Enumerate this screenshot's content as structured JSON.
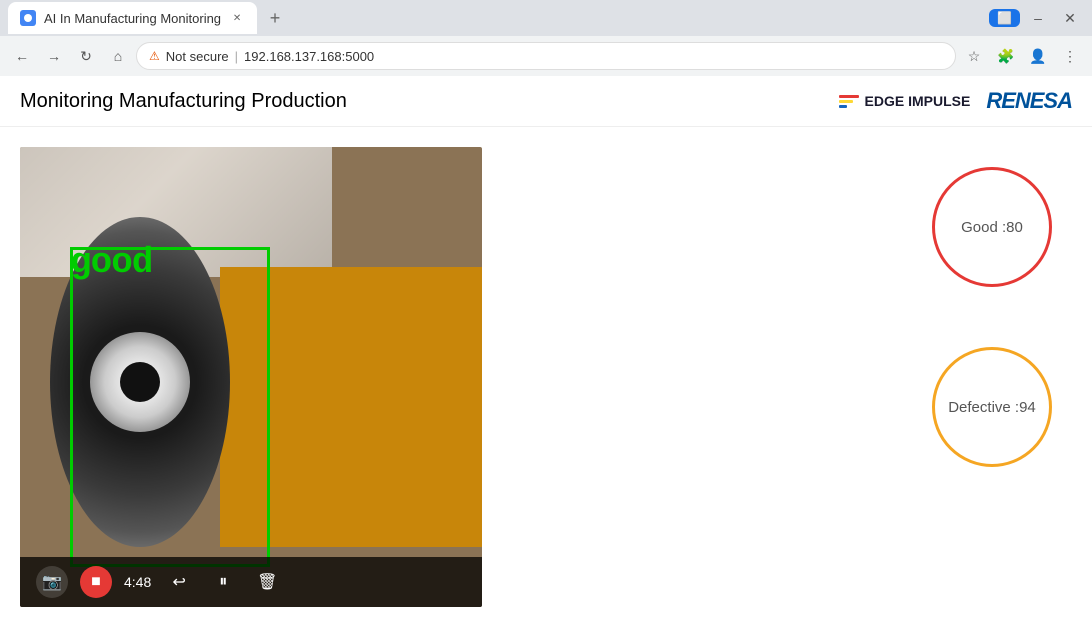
{
  "browser": {
    "tab_title": "AI In Manufacturing Monitoring",
    "address": "192.168.137.168:5000",
    "warning_text": "Not secure",
    "new_tab_symbol": "+",
    "back_symbol": "←",
    "forward_symbol": "→",
    "refresh_symbol": "↻",
    "home_symbol": "⌂"
  },
  "page": {
    "title": "Monitoring Manufacturing Production",
    "edge_impulse_label": "EDGE IMPULSE",
    "renesa_label": "RENESA"
  },
  "video": {
    "time": "4:48",
    "detection_label": "good"
  },
  "metrics": {
    "good": {
      "label": "Good :80",
      "border_color": "#e53935"
    },
    "defective": {
      "label": "Defective :94",
      "border_color": "#f5a623"
    }
  }
}
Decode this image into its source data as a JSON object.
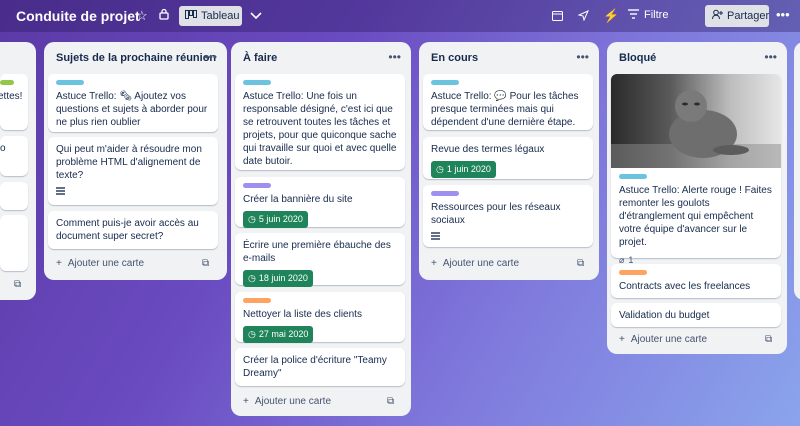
• • • • •
▸ Directions
Quote each line of the listing exactly, but leave the pictures out.

▸ Exercise result
Enumerate this screenshot's content as structured JSON.
{
  "browser": {
    "tab_title": "AI In Manufacturing Monitoring",
    "address": "192.168.137.168:5000",
    "warning_text": "Not secure",
    "new_tab_symbol": "+",
    "back_symbol": "←",
    "forward_symbol": "→",
    "refresh_symbol": "↻",
    "home_symbol": "⌂"
  },
  "page": {
    "title": "Monitoring Manufacturing Production",
    "edge_impulse_label": "EDGE IMPULSE",
    "renesa_label": "RENESA"
  },
  "video": {
    "time": "4:48",
    "detection_label": "good"
  },
  "metrics": {
    "good": {
      "label": "Good :80",
      "border_color": "#e53935"
    },
    "defective": {
      "label": "Defective :94",
      "border_color": "#f5a623"
    }
  }
}
Decode this image into its source data as a JSON object.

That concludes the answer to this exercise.